§ REQUEST:
Copy the data word for word, from its first line through the line containing "342, 431, 345]", including both of those lines.

§ EXERCISE MATERIALS:
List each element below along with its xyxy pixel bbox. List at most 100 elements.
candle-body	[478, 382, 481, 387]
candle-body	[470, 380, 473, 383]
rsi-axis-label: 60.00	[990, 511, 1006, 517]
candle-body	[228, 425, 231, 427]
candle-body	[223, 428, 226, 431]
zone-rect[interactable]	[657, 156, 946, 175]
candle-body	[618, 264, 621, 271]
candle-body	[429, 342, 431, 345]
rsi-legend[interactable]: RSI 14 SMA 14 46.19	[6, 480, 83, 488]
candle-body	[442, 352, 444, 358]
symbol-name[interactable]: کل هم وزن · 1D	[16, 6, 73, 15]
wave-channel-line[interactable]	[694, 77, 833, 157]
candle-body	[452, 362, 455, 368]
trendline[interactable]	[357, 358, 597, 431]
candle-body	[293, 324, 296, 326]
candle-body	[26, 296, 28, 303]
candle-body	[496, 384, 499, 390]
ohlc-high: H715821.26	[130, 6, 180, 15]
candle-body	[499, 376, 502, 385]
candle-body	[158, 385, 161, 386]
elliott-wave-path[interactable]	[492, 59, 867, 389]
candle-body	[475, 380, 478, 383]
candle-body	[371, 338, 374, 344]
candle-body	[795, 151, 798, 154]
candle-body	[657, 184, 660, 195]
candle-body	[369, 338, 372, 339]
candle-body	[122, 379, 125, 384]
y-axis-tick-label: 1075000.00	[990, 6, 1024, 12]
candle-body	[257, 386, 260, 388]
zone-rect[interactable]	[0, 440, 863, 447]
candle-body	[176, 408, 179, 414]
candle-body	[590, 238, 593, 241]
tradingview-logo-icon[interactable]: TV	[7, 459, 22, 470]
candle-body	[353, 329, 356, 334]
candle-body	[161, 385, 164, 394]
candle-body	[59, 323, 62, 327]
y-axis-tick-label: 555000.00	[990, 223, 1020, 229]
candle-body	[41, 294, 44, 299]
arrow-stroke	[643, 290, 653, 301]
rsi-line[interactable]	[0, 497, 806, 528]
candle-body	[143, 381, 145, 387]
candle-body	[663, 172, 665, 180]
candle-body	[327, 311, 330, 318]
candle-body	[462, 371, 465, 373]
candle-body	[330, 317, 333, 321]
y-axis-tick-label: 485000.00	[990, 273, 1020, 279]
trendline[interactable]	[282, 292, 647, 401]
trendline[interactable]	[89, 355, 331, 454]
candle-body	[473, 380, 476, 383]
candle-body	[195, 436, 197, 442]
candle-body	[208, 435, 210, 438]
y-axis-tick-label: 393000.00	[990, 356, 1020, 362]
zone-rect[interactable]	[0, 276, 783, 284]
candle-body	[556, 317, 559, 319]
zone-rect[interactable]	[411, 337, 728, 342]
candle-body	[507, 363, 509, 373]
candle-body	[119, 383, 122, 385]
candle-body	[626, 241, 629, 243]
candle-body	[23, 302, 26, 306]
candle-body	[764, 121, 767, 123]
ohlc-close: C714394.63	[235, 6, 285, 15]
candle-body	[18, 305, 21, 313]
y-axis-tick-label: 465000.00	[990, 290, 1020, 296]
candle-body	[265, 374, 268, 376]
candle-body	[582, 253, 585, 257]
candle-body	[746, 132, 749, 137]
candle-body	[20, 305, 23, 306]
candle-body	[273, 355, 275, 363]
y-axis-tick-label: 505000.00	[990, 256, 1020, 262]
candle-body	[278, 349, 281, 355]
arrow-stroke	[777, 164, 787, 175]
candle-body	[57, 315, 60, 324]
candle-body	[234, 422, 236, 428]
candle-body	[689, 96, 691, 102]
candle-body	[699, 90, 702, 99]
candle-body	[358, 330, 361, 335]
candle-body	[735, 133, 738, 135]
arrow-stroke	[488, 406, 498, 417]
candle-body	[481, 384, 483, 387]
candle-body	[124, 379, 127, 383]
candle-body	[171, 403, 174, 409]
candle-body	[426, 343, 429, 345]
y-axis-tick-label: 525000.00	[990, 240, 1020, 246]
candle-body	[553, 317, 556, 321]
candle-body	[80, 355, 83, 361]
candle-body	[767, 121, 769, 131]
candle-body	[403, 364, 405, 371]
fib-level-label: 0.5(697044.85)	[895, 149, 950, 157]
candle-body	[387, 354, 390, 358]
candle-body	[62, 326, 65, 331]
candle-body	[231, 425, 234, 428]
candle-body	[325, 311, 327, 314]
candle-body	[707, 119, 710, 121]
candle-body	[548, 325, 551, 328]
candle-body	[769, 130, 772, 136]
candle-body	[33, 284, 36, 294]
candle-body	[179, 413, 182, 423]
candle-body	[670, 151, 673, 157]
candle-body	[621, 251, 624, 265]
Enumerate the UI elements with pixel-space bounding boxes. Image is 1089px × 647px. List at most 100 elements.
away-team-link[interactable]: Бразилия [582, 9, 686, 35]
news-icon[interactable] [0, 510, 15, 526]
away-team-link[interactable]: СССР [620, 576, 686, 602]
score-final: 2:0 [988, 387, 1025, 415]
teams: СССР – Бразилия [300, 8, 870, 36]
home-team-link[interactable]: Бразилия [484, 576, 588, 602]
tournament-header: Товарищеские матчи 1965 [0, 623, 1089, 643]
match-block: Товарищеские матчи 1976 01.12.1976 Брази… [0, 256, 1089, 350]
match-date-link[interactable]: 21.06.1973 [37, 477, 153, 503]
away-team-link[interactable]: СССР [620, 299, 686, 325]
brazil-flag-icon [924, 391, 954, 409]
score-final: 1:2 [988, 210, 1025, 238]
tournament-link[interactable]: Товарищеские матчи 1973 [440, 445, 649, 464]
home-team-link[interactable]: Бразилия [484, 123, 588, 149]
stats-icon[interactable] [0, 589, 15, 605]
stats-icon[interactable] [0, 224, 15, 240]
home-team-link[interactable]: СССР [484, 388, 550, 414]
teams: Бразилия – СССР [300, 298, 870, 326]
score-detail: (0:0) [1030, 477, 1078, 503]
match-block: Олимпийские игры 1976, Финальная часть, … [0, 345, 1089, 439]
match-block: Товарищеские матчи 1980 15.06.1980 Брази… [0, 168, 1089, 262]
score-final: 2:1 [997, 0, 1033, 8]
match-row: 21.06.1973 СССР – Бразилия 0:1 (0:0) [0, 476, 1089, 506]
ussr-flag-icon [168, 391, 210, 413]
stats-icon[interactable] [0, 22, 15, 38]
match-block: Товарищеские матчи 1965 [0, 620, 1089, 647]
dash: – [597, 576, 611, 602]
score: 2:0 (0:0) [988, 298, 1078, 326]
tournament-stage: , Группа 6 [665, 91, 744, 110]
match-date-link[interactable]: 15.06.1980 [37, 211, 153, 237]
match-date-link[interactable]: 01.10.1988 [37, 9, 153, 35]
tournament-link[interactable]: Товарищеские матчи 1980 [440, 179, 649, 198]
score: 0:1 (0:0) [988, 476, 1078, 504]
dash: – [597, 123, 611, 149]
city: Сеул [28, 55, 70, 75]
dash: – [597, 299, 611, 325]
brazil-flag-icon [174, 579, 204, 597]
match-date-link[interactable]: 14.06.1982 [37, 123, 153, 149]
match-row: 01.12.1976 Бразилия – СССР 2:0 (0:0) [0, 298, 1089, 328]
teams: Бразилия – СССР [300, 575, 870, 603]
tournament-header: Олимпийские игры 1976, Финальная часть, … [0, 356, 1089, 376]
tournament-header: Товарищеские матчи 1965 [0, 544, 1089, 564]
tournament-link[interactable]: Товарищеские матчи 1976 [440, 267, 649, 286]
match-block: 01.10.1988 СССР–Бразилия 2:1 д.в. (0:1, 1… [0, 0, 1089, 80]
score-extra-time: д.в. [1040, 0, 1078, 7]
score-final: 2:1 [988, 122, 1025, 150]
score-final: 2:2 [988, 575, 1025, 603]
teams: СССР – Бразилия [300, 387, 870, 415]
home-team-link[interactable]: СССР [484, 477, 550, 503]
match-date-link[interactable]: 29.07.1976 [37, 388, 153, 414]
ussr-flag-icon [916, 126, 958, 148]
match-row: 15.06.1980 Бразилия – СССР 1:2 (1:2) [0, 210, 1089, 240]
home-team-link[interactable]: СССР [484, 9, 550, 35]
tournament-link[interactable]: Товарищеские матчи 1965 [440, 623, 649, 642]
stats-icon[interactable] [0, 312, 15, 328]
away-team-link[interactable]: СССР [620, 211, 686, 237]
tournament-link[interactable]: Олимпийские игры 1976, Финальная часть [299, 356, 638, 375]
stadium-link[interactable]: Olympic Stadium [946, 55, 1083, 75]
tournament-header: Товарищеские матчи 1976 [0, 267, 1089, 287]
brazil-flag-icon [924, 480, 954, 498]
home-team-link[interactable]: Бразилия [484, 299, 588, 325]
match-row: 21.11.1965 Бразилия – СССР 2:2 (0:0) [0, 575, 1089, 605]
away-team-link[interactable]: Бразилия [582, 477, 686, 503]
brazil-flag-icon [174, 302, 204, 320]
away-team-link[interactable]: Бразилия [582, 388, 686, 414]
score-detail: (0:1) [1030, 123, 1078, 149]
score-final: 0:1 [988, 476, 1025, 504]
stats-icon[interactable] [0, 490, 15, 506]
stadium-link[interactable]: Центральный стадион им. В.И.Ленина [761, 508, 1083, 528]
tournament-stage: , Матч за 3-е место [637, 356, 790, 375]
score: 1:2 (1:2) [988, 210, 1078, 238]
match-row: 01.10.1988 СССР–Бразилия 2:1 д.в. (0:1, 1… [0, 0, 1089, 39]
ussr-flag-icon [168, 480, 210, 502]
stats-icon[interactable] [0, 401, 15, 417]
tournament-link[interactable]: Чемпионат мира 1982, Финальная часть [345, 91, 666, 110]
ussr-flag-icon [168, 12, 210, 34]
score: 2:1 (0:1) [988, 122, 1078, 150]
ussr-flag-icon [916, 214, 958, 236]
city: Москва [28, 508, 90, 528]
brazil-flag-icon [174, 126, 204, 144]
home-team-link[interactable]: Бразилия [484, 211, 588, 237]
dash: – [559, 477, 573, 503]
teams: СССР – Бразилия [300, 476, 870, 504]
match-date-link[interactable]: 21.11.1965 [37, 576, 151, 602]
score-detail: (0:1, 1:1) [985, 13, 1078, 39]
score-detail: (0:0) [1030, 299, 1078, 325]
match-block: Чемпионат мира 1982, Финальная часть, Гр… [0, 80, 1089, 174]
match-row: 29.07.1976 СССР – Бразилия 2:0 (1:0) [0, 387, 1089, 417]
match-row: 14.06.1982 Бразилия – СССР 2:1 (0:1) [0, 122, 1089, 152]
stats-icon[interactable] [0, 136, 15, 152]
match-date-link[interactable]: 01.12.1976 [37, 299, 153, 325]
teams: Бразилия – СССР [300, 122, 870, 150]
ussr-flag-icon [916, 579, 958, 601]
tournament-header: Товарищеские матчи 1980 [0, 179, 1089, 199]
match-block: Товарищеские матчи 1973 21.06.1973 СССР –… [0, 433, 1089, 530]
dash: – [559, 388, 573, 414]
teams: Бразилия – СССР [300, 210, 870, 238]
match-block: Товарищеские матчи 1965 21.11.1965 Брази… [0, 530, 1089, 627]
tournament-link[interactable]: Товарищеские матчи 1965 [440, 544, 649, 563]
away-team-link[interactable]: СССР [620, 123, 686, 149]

§ RESULT BELOW:
List each element below along with its xyxy pixel bbox. List at most 100 elements.
candle-body	[478, 382, 481, 387]
candle-body	[470, 380, 473, 383]
rsi-axis-label: 60.00	[990, 511, 1006, 517]
candle-body	[228, 425, 231, 427]
candle-body	[223, 428, 226, 431]
zone-rect[interactable]	[657, 156, 946, 175]
candle-body	[618, 264, 621, 271]
candle-body	[429, 342, 431, 345]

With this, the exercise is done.